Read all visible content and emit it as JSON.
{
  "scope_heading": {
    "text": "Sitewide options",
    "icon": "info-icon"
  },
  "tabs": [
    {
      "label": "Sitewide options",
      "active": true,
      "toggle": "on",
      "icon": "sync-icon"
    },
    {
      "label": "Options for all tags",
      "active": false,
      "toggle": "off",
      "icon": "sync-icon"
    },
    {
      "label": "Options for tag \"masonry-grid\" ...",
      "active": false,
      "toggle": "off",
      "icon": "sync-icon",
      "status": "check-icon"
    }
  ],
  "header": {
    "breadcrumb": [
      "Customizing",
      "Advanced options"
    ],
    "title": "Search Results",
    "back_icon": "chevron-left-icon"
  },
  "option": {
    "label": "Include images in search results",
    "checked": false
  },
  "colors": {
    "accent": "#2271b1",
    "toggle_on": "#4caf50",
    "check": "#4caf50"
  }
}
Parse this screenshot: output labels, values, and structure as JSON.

...

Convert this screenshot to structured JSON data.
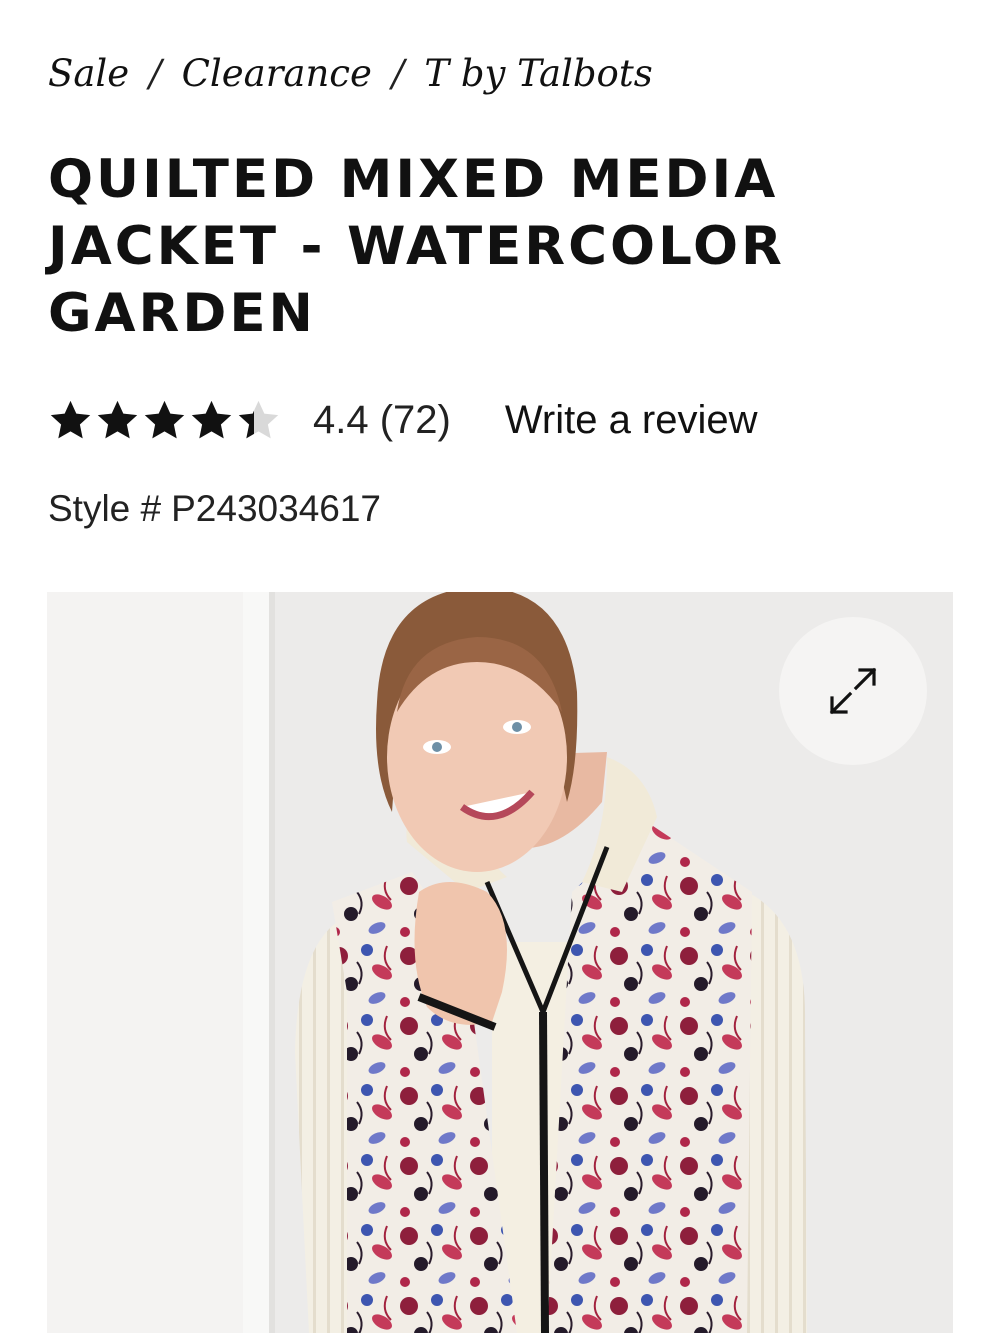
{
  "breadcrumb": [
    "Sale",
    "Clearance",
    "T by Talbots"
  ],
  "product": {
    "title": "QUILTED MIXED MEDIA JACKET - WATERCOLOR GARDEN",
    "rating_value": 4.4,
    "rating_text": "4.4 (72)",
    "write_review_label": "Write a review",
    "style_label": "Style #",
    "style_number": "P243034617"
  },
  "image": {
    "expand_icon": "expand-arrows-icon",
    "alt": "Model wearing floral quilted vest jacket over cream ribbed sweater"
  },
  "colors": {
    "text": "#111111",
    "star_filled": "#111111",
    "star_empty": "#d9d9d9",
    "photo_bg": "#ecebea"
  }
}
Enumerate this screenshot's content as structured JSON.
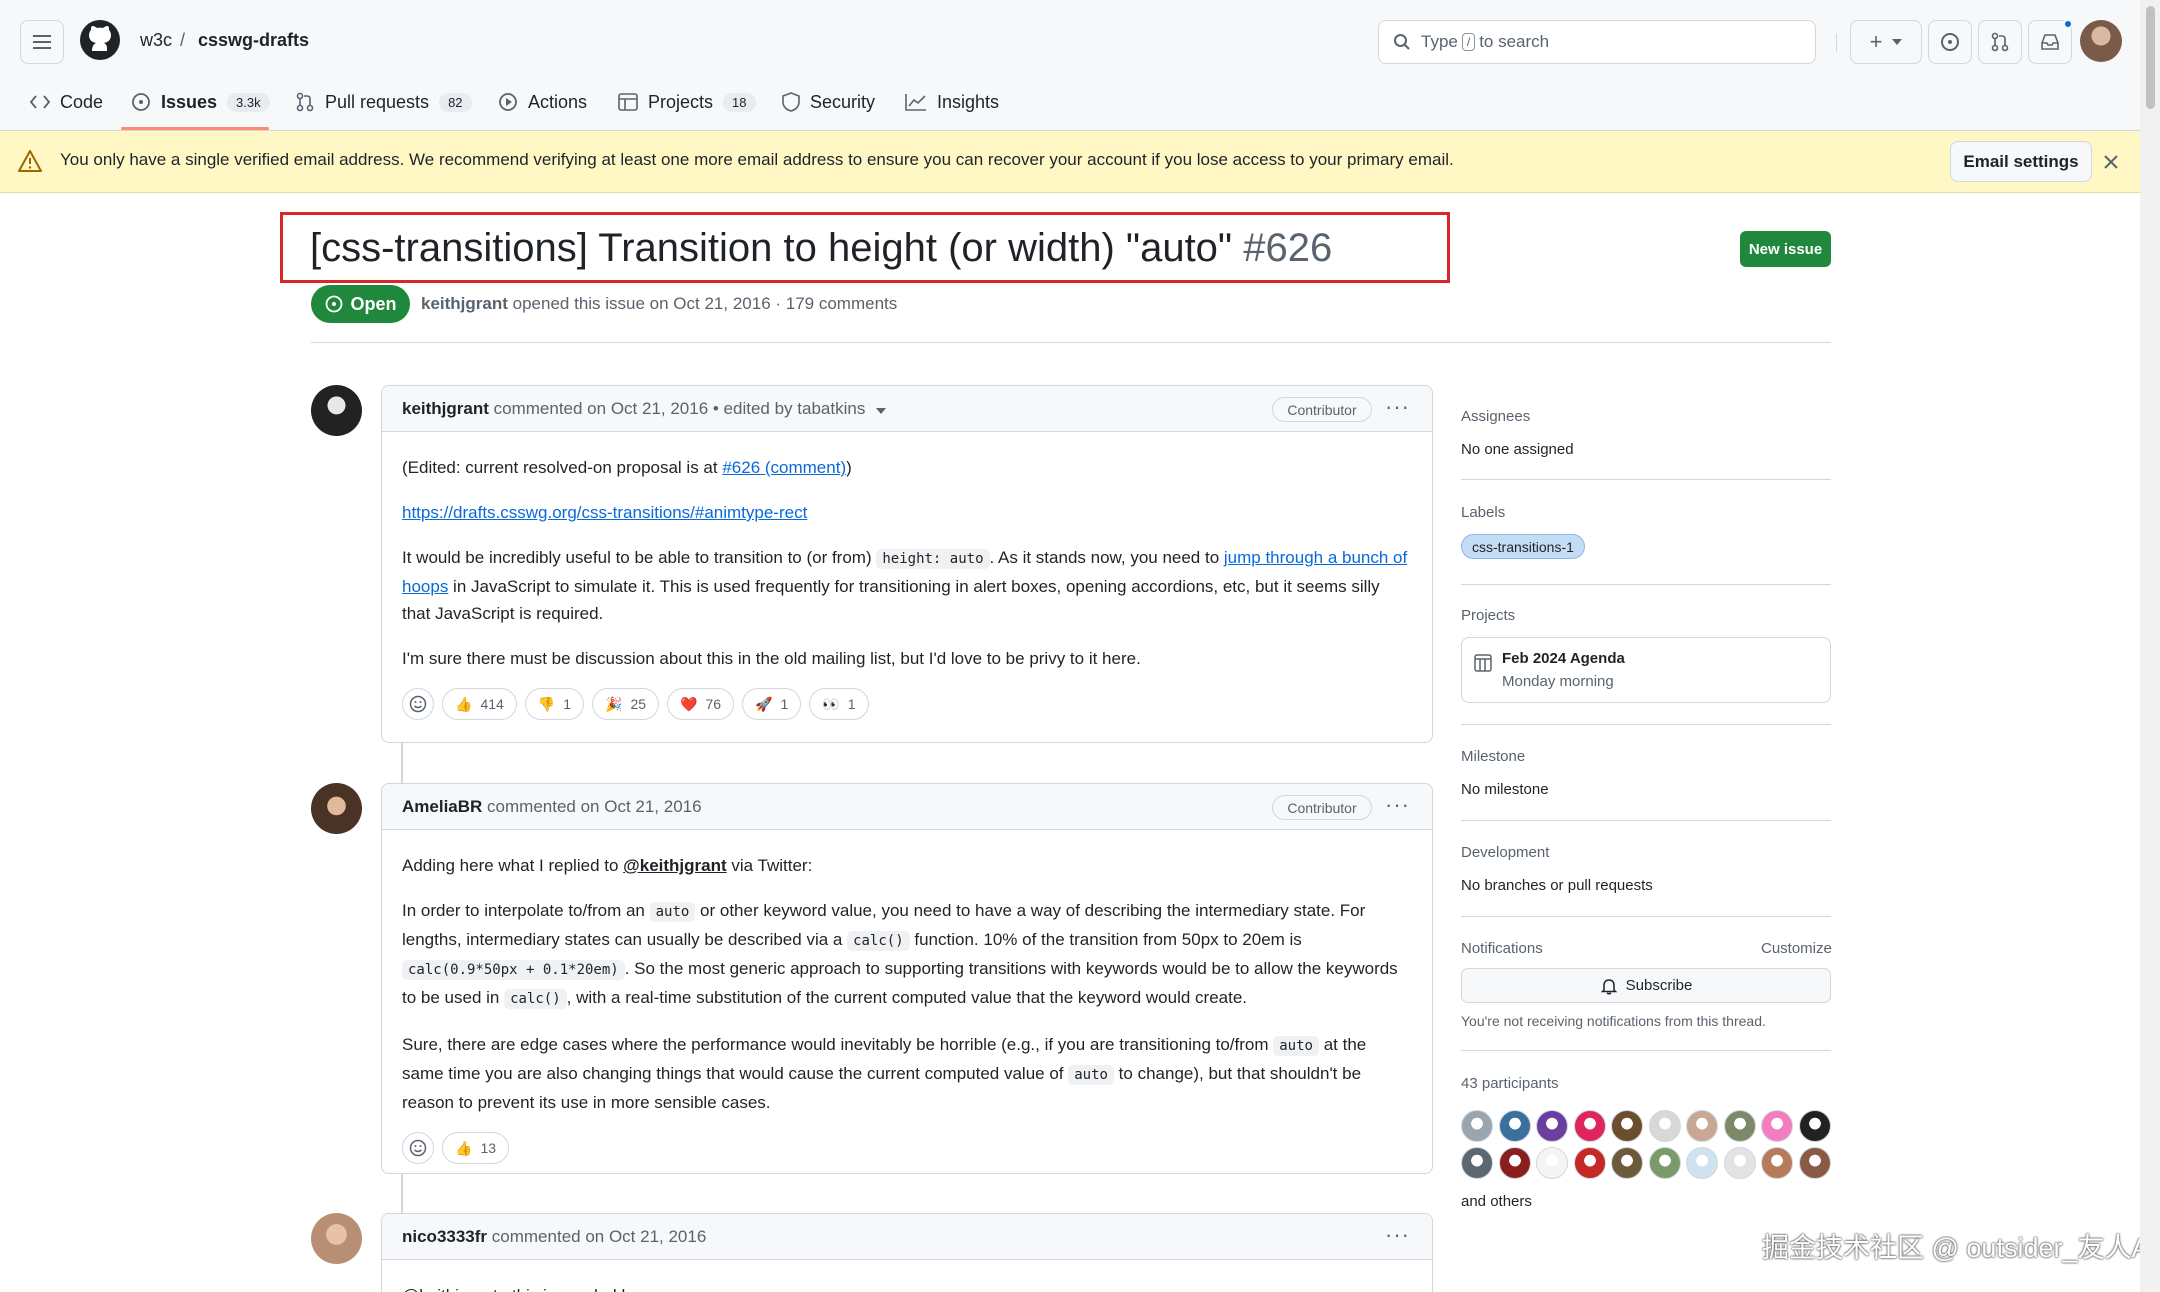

Aim
In the material above, locate the line containing "Read all visible content and emit it as JSON." and the line containing "Parse this screenshot: output". Transcribe exactly those two lines and every line between them, and nothing more.

Final result
Read all visible content and emit it as JSON.
{
  "scope_heading": {
    "text": "Sitewide options",
    "icon": "info-icon"
  },
  "tabs": [
    {
      "label": "Sitewide options",
      "active": true,
      "toggle": "on",
      "icon": "sync-icon"
    },
    {
      "label": "Options for all tags",
      "active": false,
      "toggle": "off",
      "icon": "sync-icon"
    },
    {
      "label": "Options for tag \"masonry-grid\" ...",
      "active": false,
      "toggle": "off",
      "icon": "sync-icon",
      "status": "check-icon"
    }
  ],
  "header": {
    "breadcrumb": [
      "Customizing",
      "Advanced options"
    ],
    "title": "Search Results",
    "back_icon": "chevron-left-icon"
  },
  "option": {
    "label": "Include images in search results",
    "checked": false
  },
  "colors": {
    "accent": "#2271b1",
    "toggle_on": "#4caf50",
    "check": "#4caf50"
  }
}
Parse this screenshot: output labels, values, and structure as JSON.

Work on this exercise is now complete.